Collection entries:
★ ★ ★ ★ ★ ★ ★
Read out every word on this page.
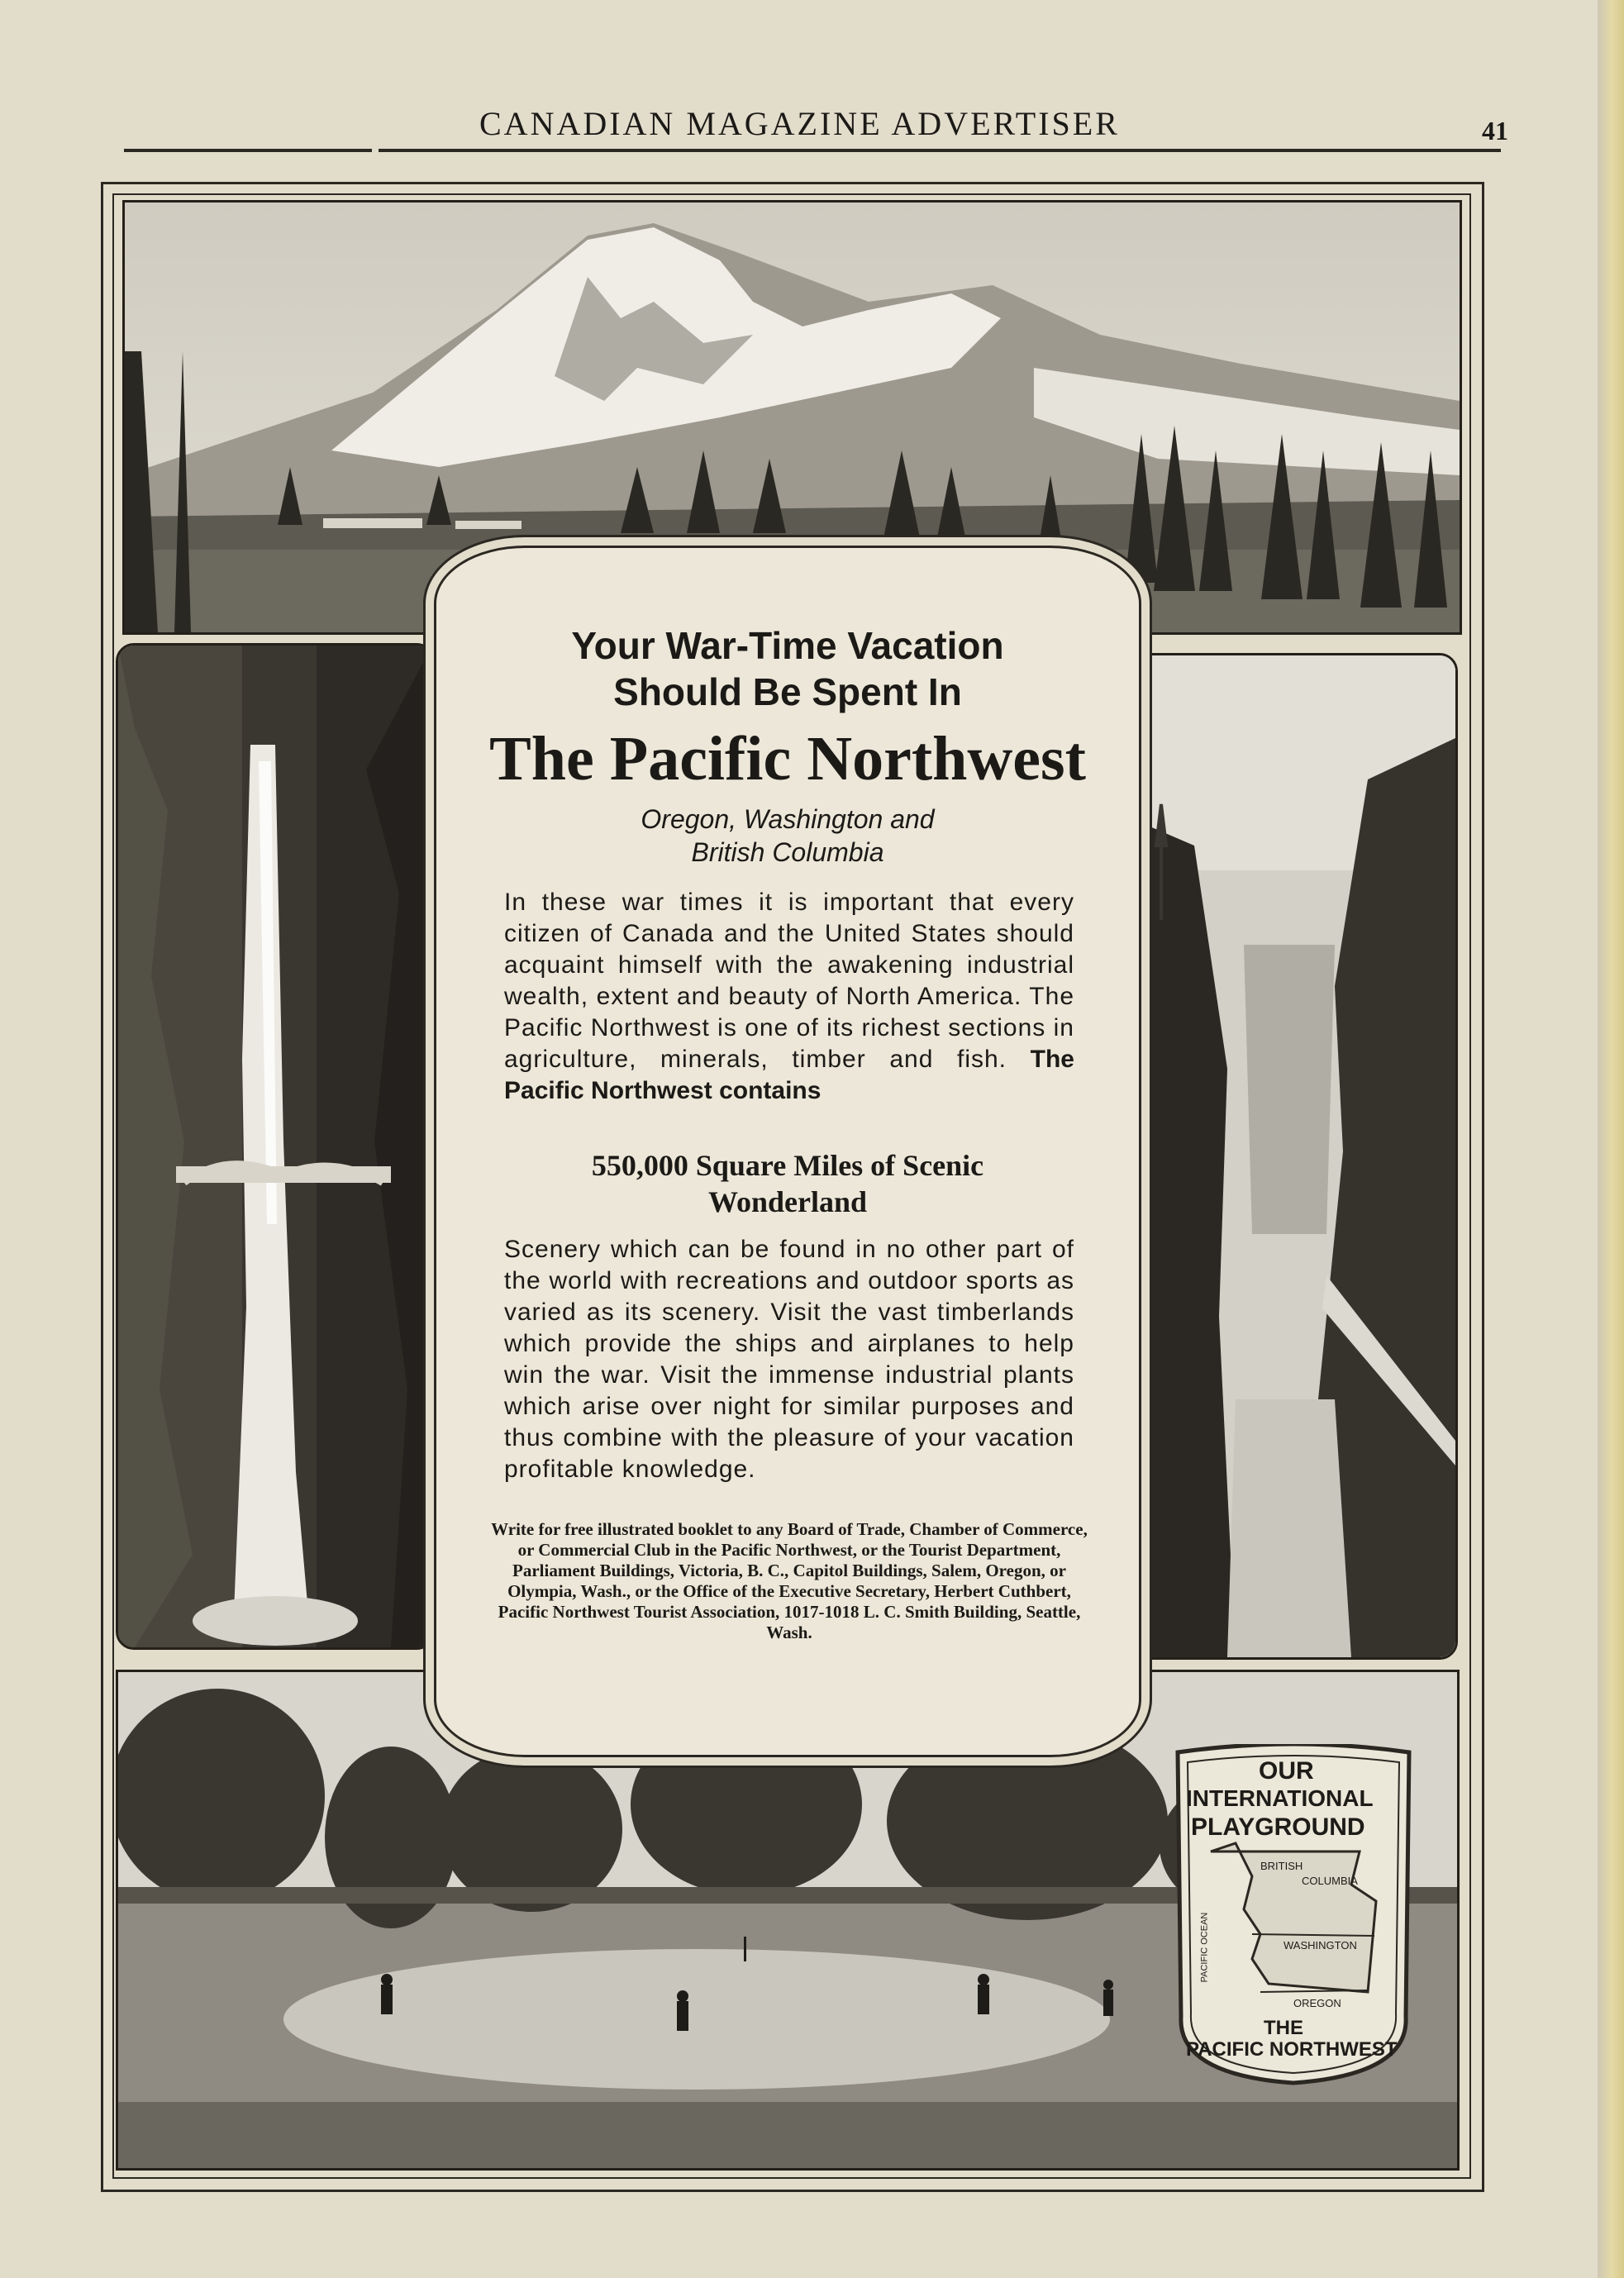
CANADIAN MAGAZINE ADVERTISER	41
Your War-Time Vacation
Should Be Spent In
The Pacific Northwest
Oregon, Washington and
British Columbia
In these war times it is important that every citizen of Canada and the United States should acquaint himself with the awakening industrial wealth, extent and beauty of North America. The Pacific Northwest is one of its richest sections in agriculture, minerals, timber and fish. The Pacific Northwest contains
550,000 Square Miles of Scenic
Wonderland
Scenery which can be found in no other part of the world with recreations and outdoor sports as varied as its scenery. Visit the vast timberlands which provide the ships and airplanes to help win the war. Visit the immense industrial plants which arise over night for similar purposes and thus combine with the pleasure of your vacation profitable knowledge.
Write for free illustrated booklet to any Board of Trade, Chamber of Commerce, or Commercial Club in the Pacific Northwest, or the Tourist Department, Parliament Buildings, Victoria, B. C., Capitol Buildings, Salem, Oregon, or Olympia, Wash., or the Office of the Executive Secretary, Herbert Cuthbert, Pacific Northwest Tourist Association, 1017-1018 L. C. Smith Building, Seattle, Wash.
OUR
INTERNATIONAL
PLAYGROUND
BRITISH
COLUMBIA
PACIFIC OCEAN	WASHINGTON
OREGON
THE
PACIFIC NORTHWEST
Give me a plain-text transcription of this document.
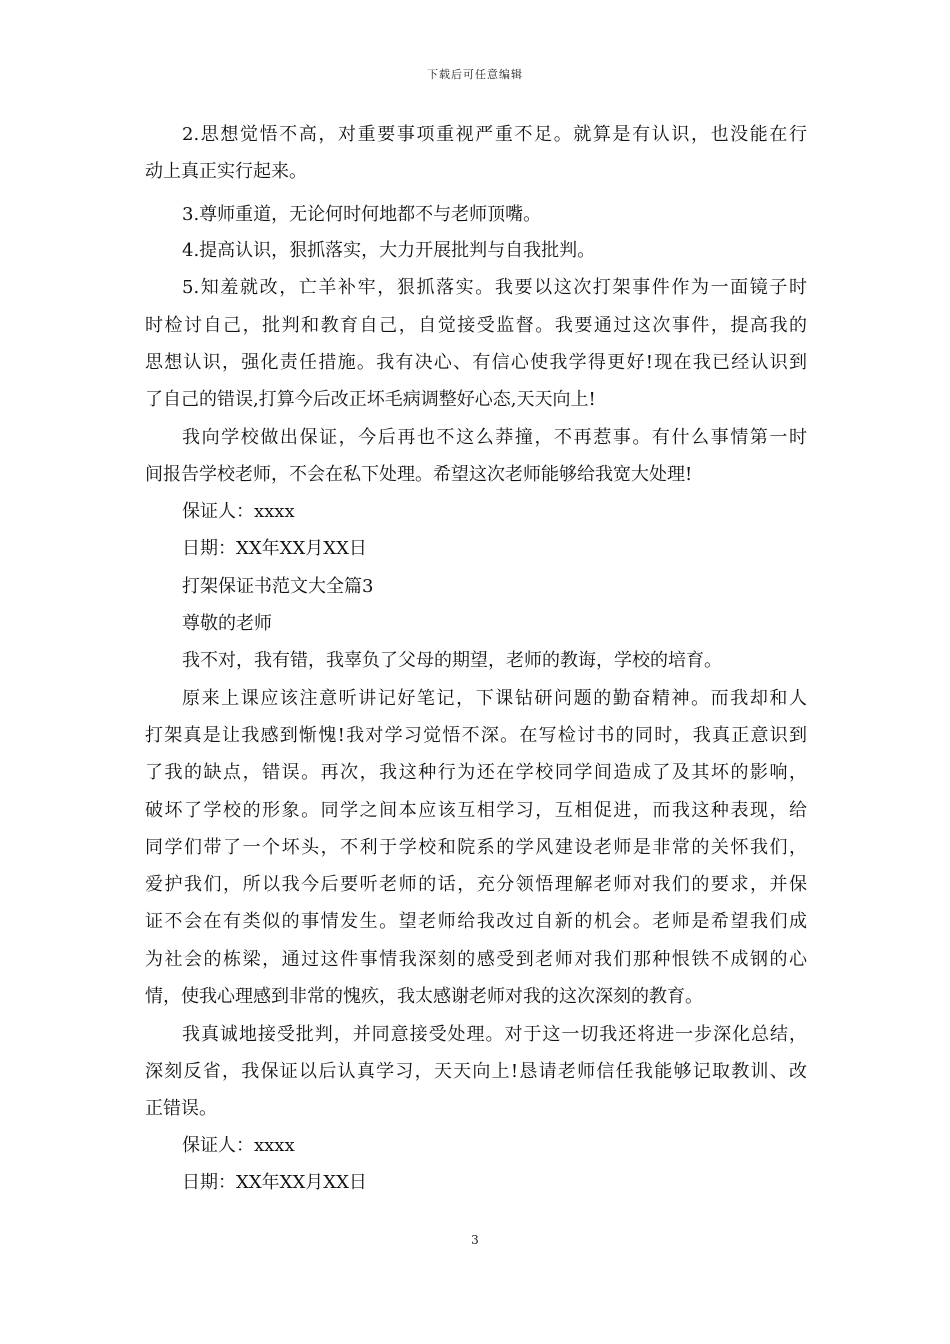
下载后可任意编辑
2.思想觉悟不高，对重要事项重视严重不足。就算是有认识，也没能在行
动上真正实行起来。
3.尊师重道，无论何时何地都不与老师顶嘴。
4.提高认识，狠抓落实，大力开展批判与自我批判。
5.知羞就改，亡羊补牢，狠抓落实。我要以这次打架事件作为一面镜子时
时检讨自己，批判和教育自己，自觉接受监督。我要通过这次事件，提高我的
思想认识，强化责任措施。我有决心、有信心使我学得更好!现在我已经认识到
了自己的错误,打算今后改正坏毛病调整好心态,天天向上!
我向学校做出保证，今后再也不这么莽撞，不再惹事。有什么事情第一时
间报告学校老师，不会在私下处理。希望这次老师能够给我宽大处理!
保证人：xxxx
日期：XX年XX月XX日
打架保证书范文大全篇3
尊敬的老师
我不对，我有错，我辜负了父母的期望，老师的教诲，学校的培育。
原来上课应该注意听讲记好笔记，下课钻研问题的勤奋精神。而我却和人
打架真是让我感到惭愧!我对学习觉悟不深。在写检讨书的同时，我真正意识到
了我的缺点，错误。再次，我这种行为还在学校同学间造成了及其坏的影响，
破坏了学校的形象。同学之间本应该互相学习，互相促进，而我这种表现，给
同学们带了一个坏头，不利于学校和院系的学风建设老师是非常的关怀我们，
爱护我们，所以我今后要听老师的话，充分领悟理解老师对我们的要求，并保
证不会在有类似的事情发生。望老师给我改过自新的机会。老师是希望我们成
为社会的栋梁，通过这件事情我深刻的感受到老师对我们那种恨铁不成钢的心
情，使我心理感到非常的愧疚，我太感谢老师对我的这次深刻的教育。
我真诚地接受批判，并同意接受处理。对于这一切我还将进一步深化总结，
深刻反省，我保证以后认真学习，天天向上!恳请老师信任我能够记取教训、改
正错误。
保证人：xxxx
日期：XX年XX月XX日
3
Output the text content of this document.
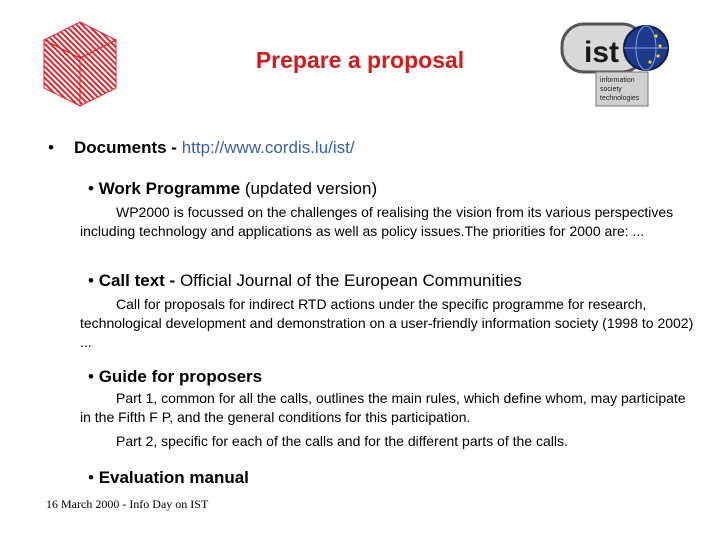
Prepare a proposal	ist
information
society
technologies
• Documents - http://www.cordis.lu/ist/
• Work Programme (updated version)
WP2000 is focussed on the challenges of realising the vision from its various perspectives including technology and applications as well as policy issues.The priorities for 2000 are: ...
• Call text - Official Journal of the European Communities
Call for proposals for indirect RTD actions under the specific programme for research, technological development and demonstration on a user-friendly information society (1998 to 2002) ...
• Guide for proposers
Part 1, common for all the calls, outlines the main rules, which define whom, may participate in the Fifth F P, and the general conditions for this participation.
Part 2, specific for each of the calls and for the different parts of the calls.
• Evaluation manual
16 March 2000 - Info Day on IST
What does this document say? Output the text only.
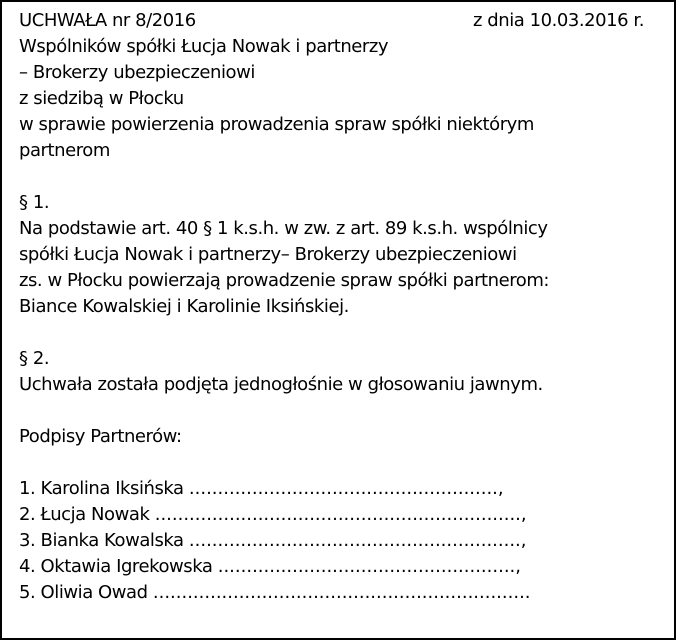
UCHWAŁA nr 8/2016	z dnia 10.03.2016 r.
Wspólników spółki Łucja Nowak i partnerzy
– Brokerzy ubezpieczeniowi
z siedzibą w Płocku
w sprawie powierzenia prowadzenia spraw spółki niektórym
partnerom
§ 1.
Na podstawie art. 40 § 1 k.s.h. w zw. z art. 89 k.s.h. wspólnicy
spółki Łucja Nowak i partnerzy– Brokerzy ubezpieczeniowi
zs. w Płocku powierzają prowadzenie spraw spółki partnerom:
Biance Kowalskiej i Karolinie Iksińskiej.
§ 2.
Uchwała została podjęta jednogłośnie w głosowaniu jawnym.
Podpisy Partnerów:
1. Karolina Iksińska ......................................................,
2. Łucja Nowak ................................................................,
3. Bianka Kowalska ..........................................................,
4. Oktawia Igrekowska ....................................................,
5. Oliwia Owad ..................................................................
★ ★ ★ ★ ★ ★ ★
Your objective:
Within the material above, find the lines that contain the word "天天向上"; copy them.

Response to the exercise:
了自己的错误,打算今后改正坏毛病调整好心态,天天向上!
深刻反省，我保证以后认真学习，天天向上!恳请老师信任我能够记取教训、改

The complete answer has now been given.